:: EXERCISE DIRECTIONS ::
Please give the entries again in full and exactly, without any picture.

(Dataset records)
——————————

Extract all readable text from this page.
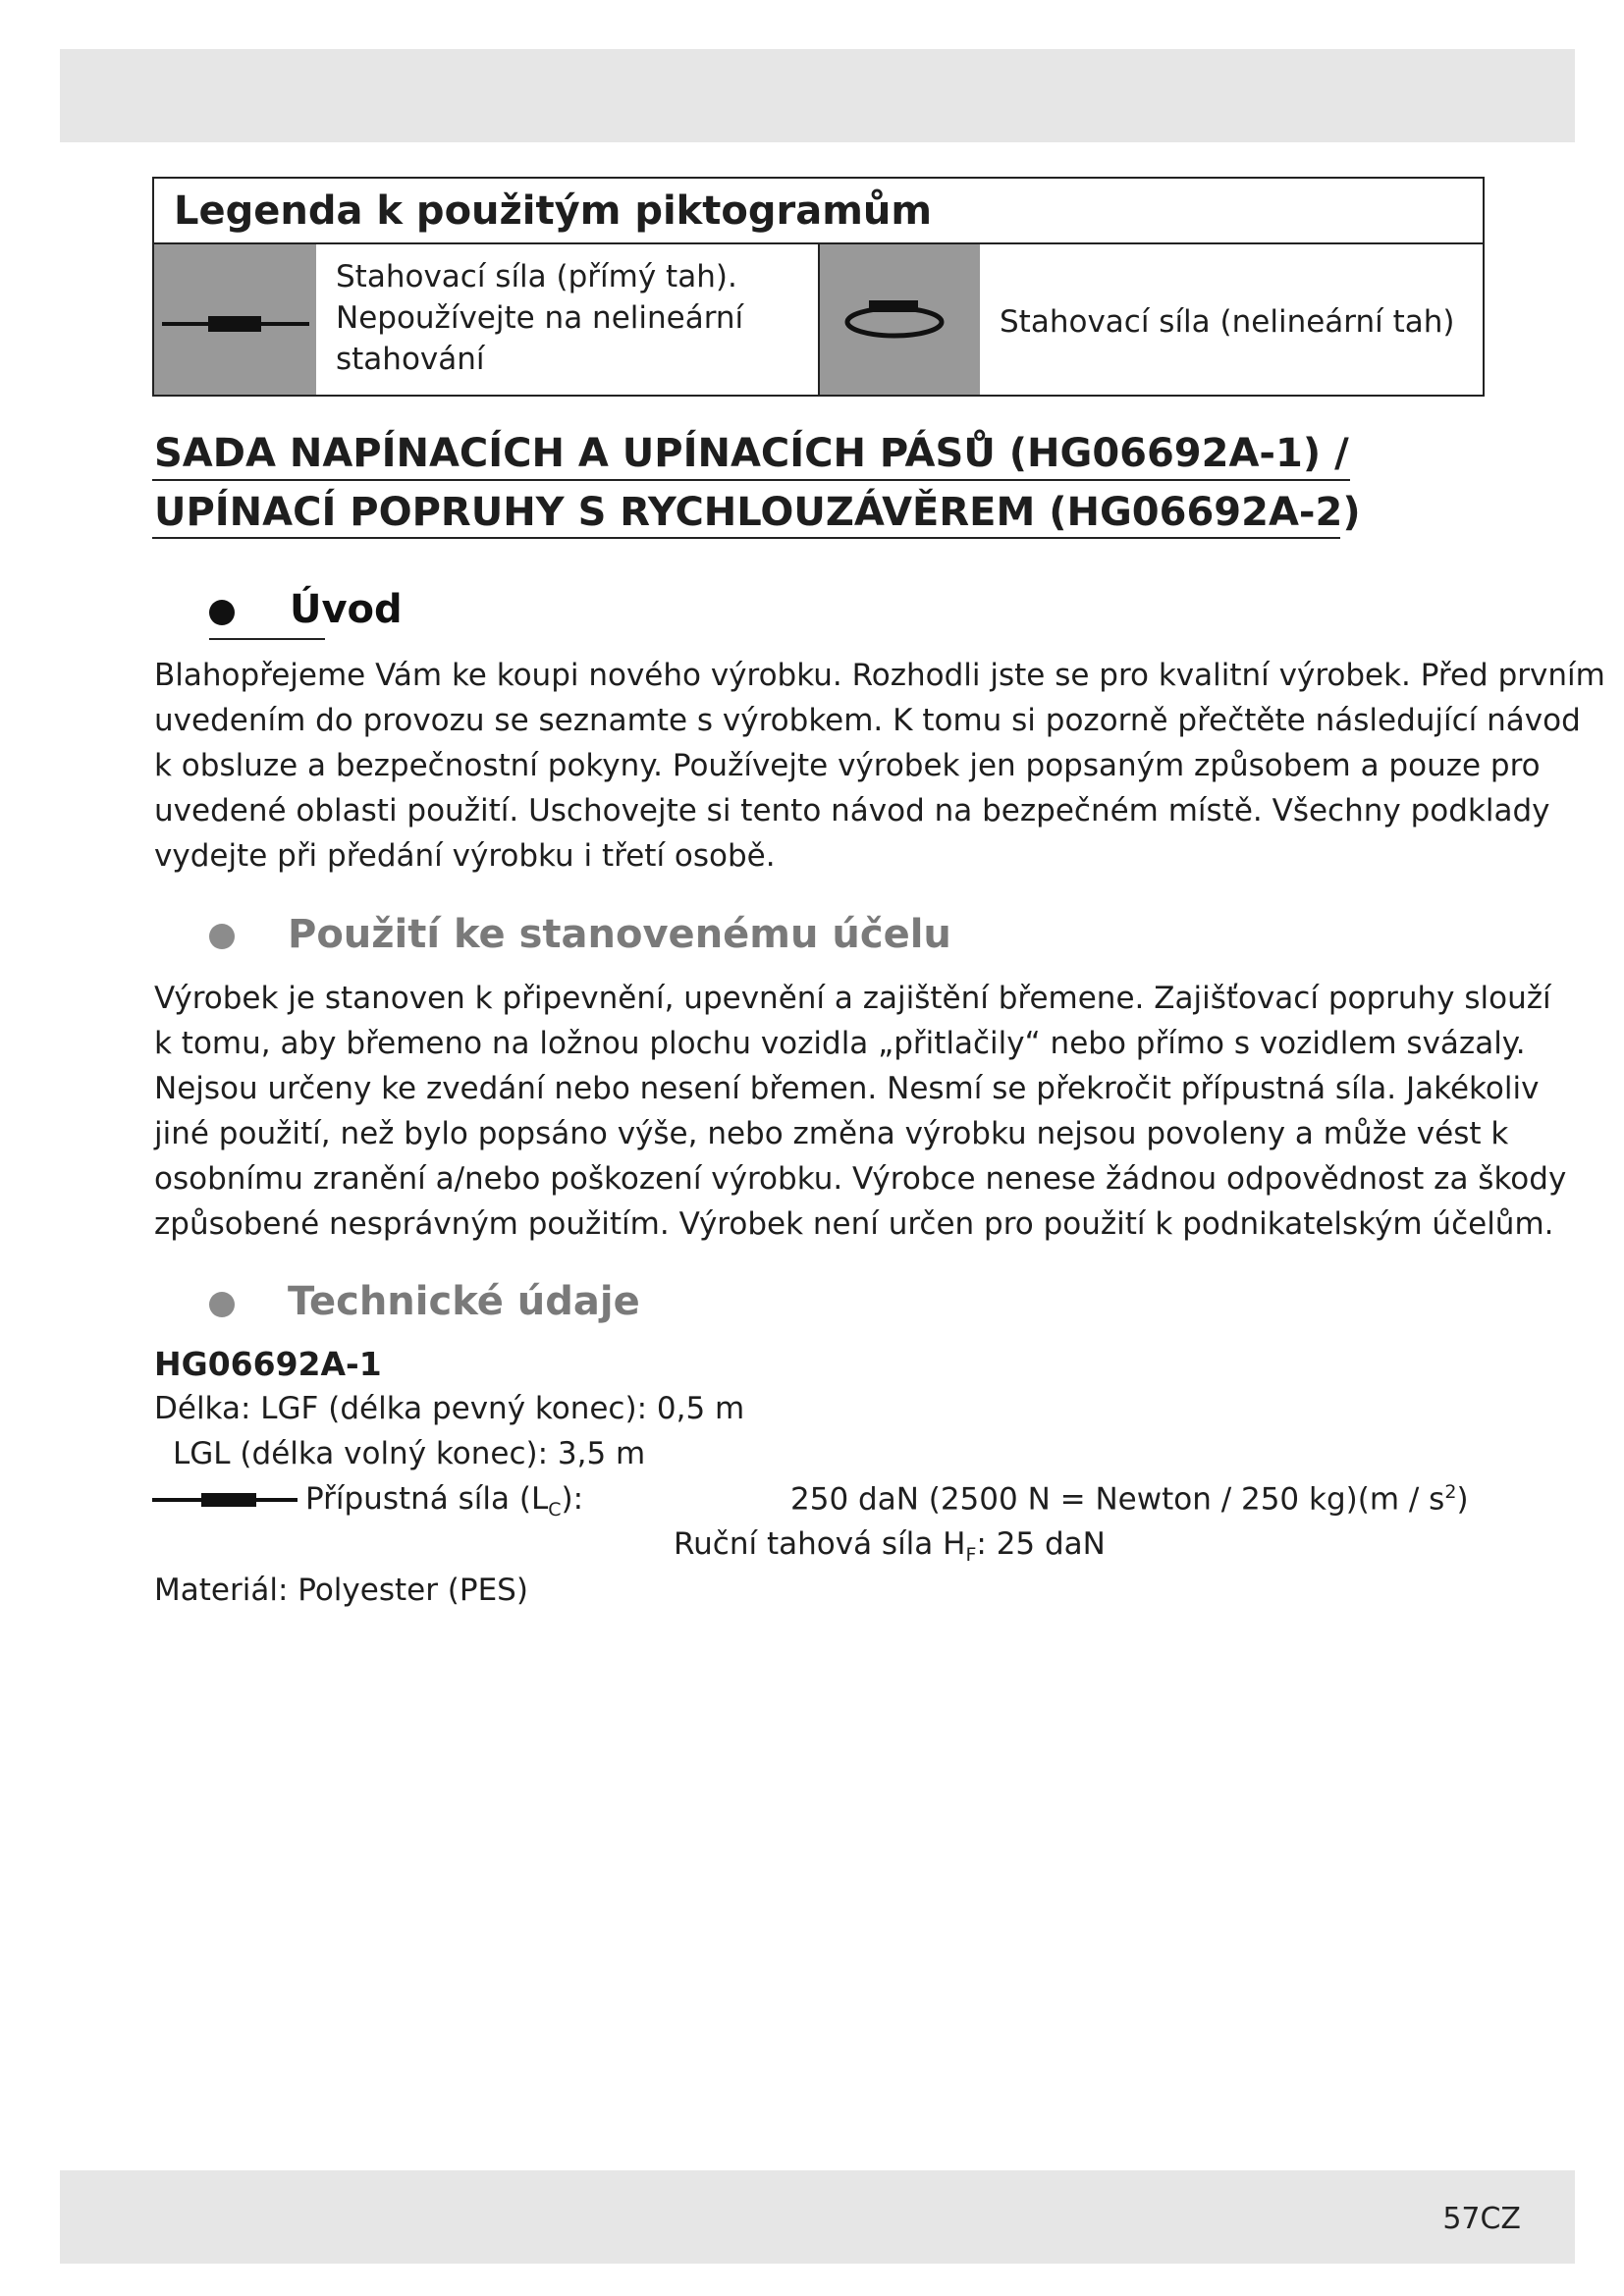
Legenda k použitým piktogramům
Stahovací síla (přímý tah).
Nepoužívejte na nelineární
stahování
Stahovací síla (nelineární tah)
SADA NAPÍNACÍCH A UPÍNACÍCH PÁSŮ (HG06692A-1) /
UPÍNACÍ POPRUHY S RYCHLOUZÁVĚREM (HG06692A-2)
Úvod
Blahopřejeme Vám ke koupi nového výrobku. Rozhodli jste se pro kvalitní výrobek. Před prvním
uvedením do provozu se seznamte s výrobkem. K tomu si pozorně přečtěte následující návod
k obsluze a bezpečnostní pokyny. Používejte výrobek jen popsaným způsobem a pouze pro
uvedené oblasti použití. Uschovejte si tento návod na bezpečném místě. Všechny podklady
vydejte při předání výrobku i třetí osobě.
Použití ke stanovenému účelu
Výrobek je stanoven k připevnění, upevnění a zajištění břemene. Zajišťovací popruhy slouží
k tomu, aby břemeno na ložnou plochu vozidla „přitlačily“ nebo přímo s vozidlem svázaly.
Nejsou určeny ke zvedání nebo nesení břemen. Nesmí se překročit přípustná síla. Jakékoliv
jiné použití, než bylo popsáno výše, nebo změna výrobku nejsou povoleny a může vést k
osobnímu zranění a/nebo poškození výrobku. Výrobce nenese žádnou odpovědnost za škody
způsobené nesprávným použitím. Výrobek není určen pro použití k podnikatelským účelům.
Technické údaje
HG06692A-1
Délka: LGF (délka pevný konec): 0,5 m
LGL (délka volný konec): 3,5 m
Přípustná síla $(L_C)$:	250 daN (2500 N = Newton / 250 $kg)(m / s^2)$
Ruční tahová síla $H_F$: 25 daN
Materiál: Polyester (PES)
57CZ
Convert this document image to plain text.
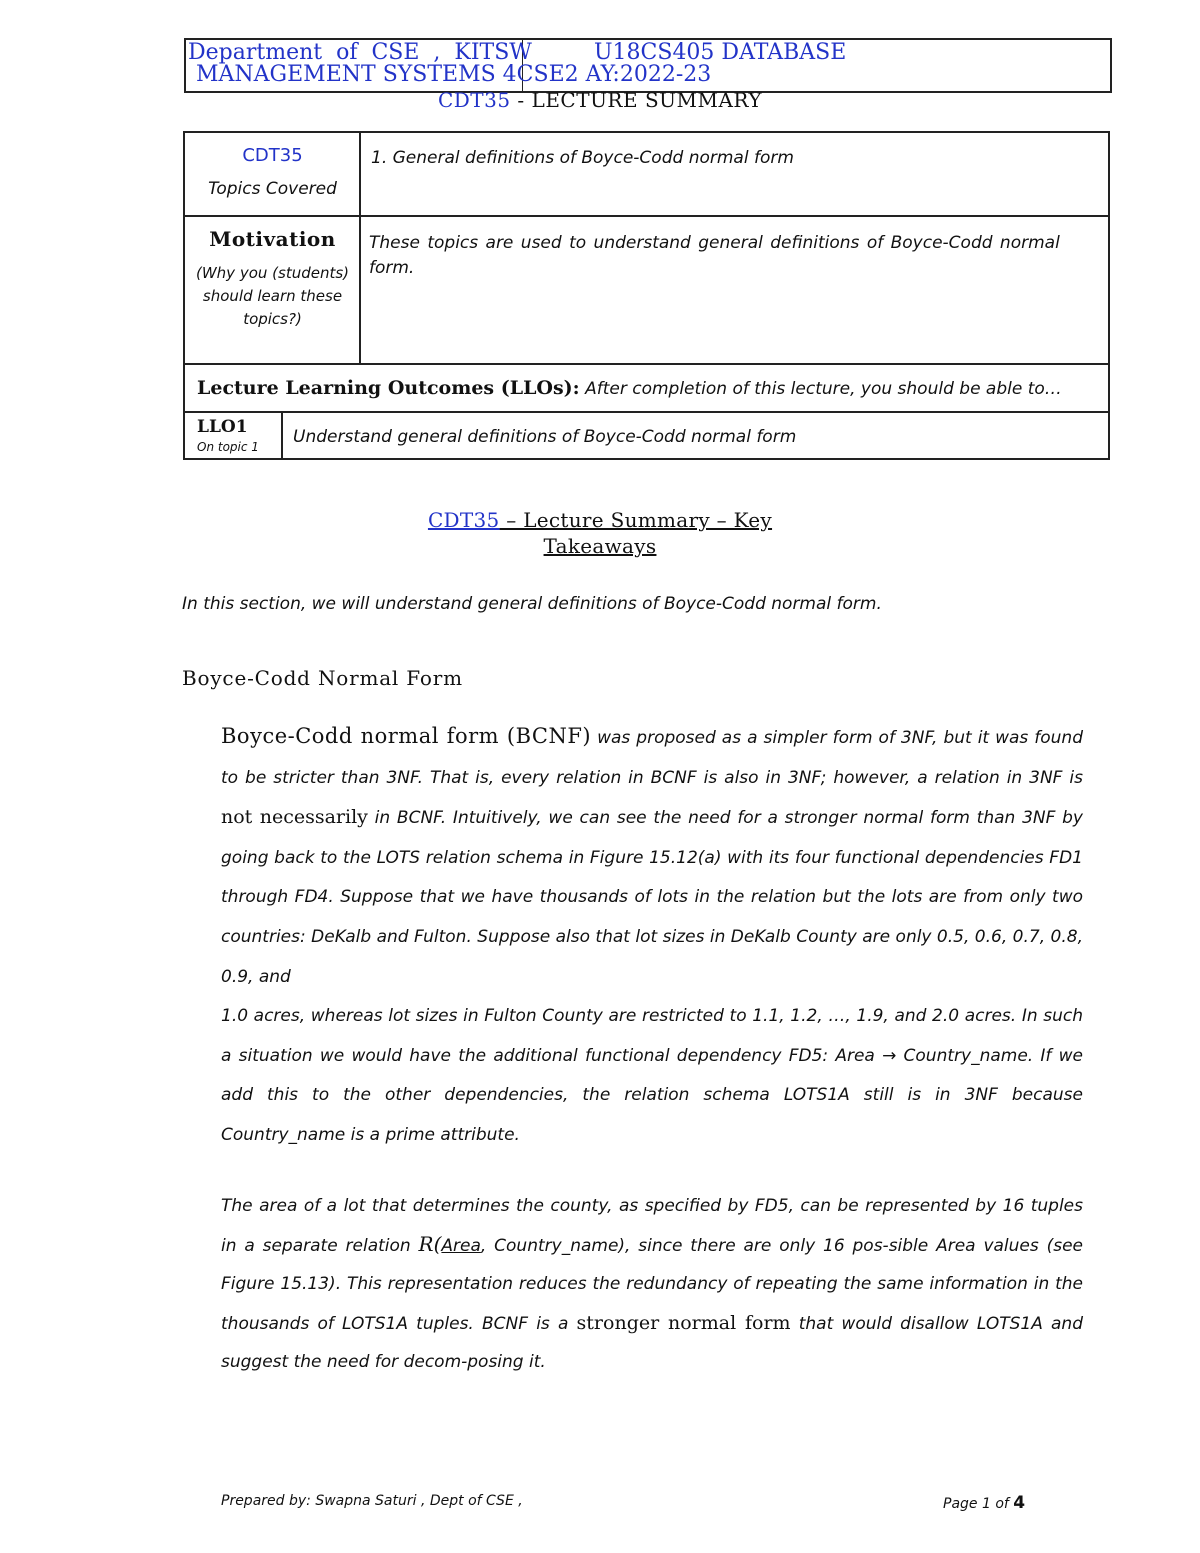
Department  of  CSE  ,  KITSW	U18CS405 DATABASE
MANAGEMENT SYSTEMS 4CSE2 AY:2022-23
CDT35 - LECTURE SUMMARY
CDT35
Topics Covered
1. General definitions of Boyce-Codd normal form
Motivation
(Why you (students) should learn these topics?)
These topics are used to understand general definitions of Boyce-Codd normal form.
Lecture Learning Outcomes (LLOs): After completion of this lecture, you should be able to…
LLO1
On topic 1 Understand general definitions of Boyce-Codd normal form
CDT35 – Lecture Summary – Key
Takeaways
In this section, we will understand general definitions of Boyce-Codd normal form.
Boyce-Codd Normal Form
Boyce-Codd normal form (BCNF) was proposed as a simpler form of 3NF, but it was found to be stricter than 3NF. That is, every relation in BCNF is also in 3NF; however, a relation in 3NF is not necessarily in BCNF. Intuitively, we can see the need for a stronger normal form than 3NF by going back to the LOTS relation schema in Figure 15.12(a) with its four functional dependencies FD1 through FD4. Suppose that we have thousands of lots in the relation but the lots are from only two countries: DeKalb and Fulton. Suppose also that lot sizes in DeKalb County are only 0.5, 0.6, 0.7, 0.8, 0.9, and
1.0 acres, whereas lot sizes in Fulton County are restricted to 1.1, 1.2, …, 1.9, and 2.0 acres. In such a situation we would have the additional functional dependency FD5: Area → Country_name. If we add this to the other dependencies, the relation schema LOTS1A still is in 3NF because Country_name is a prime attribute.
The area of a lot that determines the county, as specified by FD5, can be represented by 16 tuples in a separate relation R(Area, Country_name), since there are only 16 pos-sible Area values (see Figure 15.13). This representation reduces the redundancy of repeating the same information in the thousands of LOTS1A tuples. BCNF is a stronger normal form that would disallow LOTS1A and suggest the need for decom-posing it.
Prepared by: Swapna Saturi , Dept of CSE ,	Page 1 of 4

——————————

:: RESULT OF THIS TASK ::
Extract all readable text from this page.
Legenda k použitým piktogramům
Stahovací síla (přímý tah).
Nepoužívejte na nelineární
stahování
Stahovací síla (nelineární tah)
SADA NAPÍNACÍCH A UPÍNACÍCH PÁSŮ (HG06692A-1) /
UPÍNACÍ POPRUHY S RYCHLOUZÁVĚREM (HG06692A-2)
Úvod
Blahopřejeme Vám ke koupi nového výrobku. Rozhodli jste se pro kvalitní výrobek. Před prvním
uvedením do provozu se seznamte s výrobkem. K tomu si pozorně přečtěte následující návod
k obsluze a bezpečnostní pokyny. Používejte výrobek jen popsaným způsobem a pouze pro
uvedené oblasti použití. Uschovejte si tento návod na bezpečném místě. Všechny podklady
vydejte při předání výrobku i třetí osobě.
Použití ke stanovenému účelu
Výrobek je stanoven k připevnění, upevnění a zajištění břemene. Zajišťovací popruhy slouží
k tomu, aby břemeno na ložnou plochu vozidla „přitlačily“ nebo přímo s vozidlem svázaly.
Nejsou určeny ke zvedání nebo nesení břemen. Nesmí se překročit přípustná síla. Jakékoliv
jiné použití, než bylo popsáno výše, nebo změna výrobku nejsou povoleny a může vést k
osobnímu zranění a/nebo poškození výrobku. Výrobce nenese žádnou odpovědnost za škody
způsobené nesprávným použitím. Výrobek není určen pro použití k podnikatelským účelům.
Technické údaje
HG06692A-1
Délka: LGF (délka pevný konec): 0,5 m
LGL (délka volný konec): 3,5 m
Přípustná síla $(L_C)$:	250 daN (2500 N = Newton / 250 $kg)(m / s^2)$
Ruční tahová síla $H_F$: 25 daN
Materiál: Polyester (PES)
57CZ
Convert this document image to plain text.
Department  of  CSE  ,  KITSW	U18CS405 DATABASE
MANAGEMENT SYSTEMS 4CSE2 AY:2022-23
CDT35 - LECTURE SUMMARY
CDT35
Topics Covered
1. General definitions of Boyce-Codd normal form
Motivation
(Why you (students) should learn these topics?)
These topics are used to understand general definitions of Boyce-Codd normal form.
Lecture Learning Outcomes (LLOs): After completion of this lecture, you should be able to…
LLO1
On topic 1 Understand general definitions of Boyce-Codd normal form
CDT35 – Lecture Summary – Key
Takeaways
In this section, we will understand general definitions of Boyce-Codd normal form.
Boyce-Codd Normal Form
Boyce-Codd normal form (BCNF) was proposed as a simpler form of 3NF, but it was found to be stricter than 3NF. That is, every relation in BCNF is also in 3NF; however, a relation in 3NF is not necessarily in BCNF. Intuitively, we can see the need for a stronger normal form than 3NF by going back to the LOTS relation schema in Figure 15.12(a) with its four functional dependencies FD1 through FD4. Suppose that we have thousands of lots in the relation but the lots are from only two countries: DeKalb and Fulton. Suppose also that lot sizes in DeKalb County are only 0.5, 0.6, 0.7, 0.8, 0.9, and
1.0 acres, whereas lot sizes in Fulton County are restricted to 1.1, 1.2, …, 1.9, and 2.0 acres. In such a situation we would have the additional functional dependency FD5: Area → Country_name. If we add this to the other dependencies, the relation schema LOTS1A still is in 3NF because Country_name is a prime attribute.
The area of a lot that determines the county, as specified by FD5, can be represented by 16 tuples in a separate relation R(Area, Country_name), since there are only 16 pos-sible Area values (see Figure 15.13). This representation reduces the redundancy of repeating the same information in the thousands of LOTS1A tuples. BCNF is a stronger normal form that would disallow LOTS1A and suggest the need for decom-posing it.
Prepared by: Swapna Saturi , Dept of CSE ,	Page 1 of 4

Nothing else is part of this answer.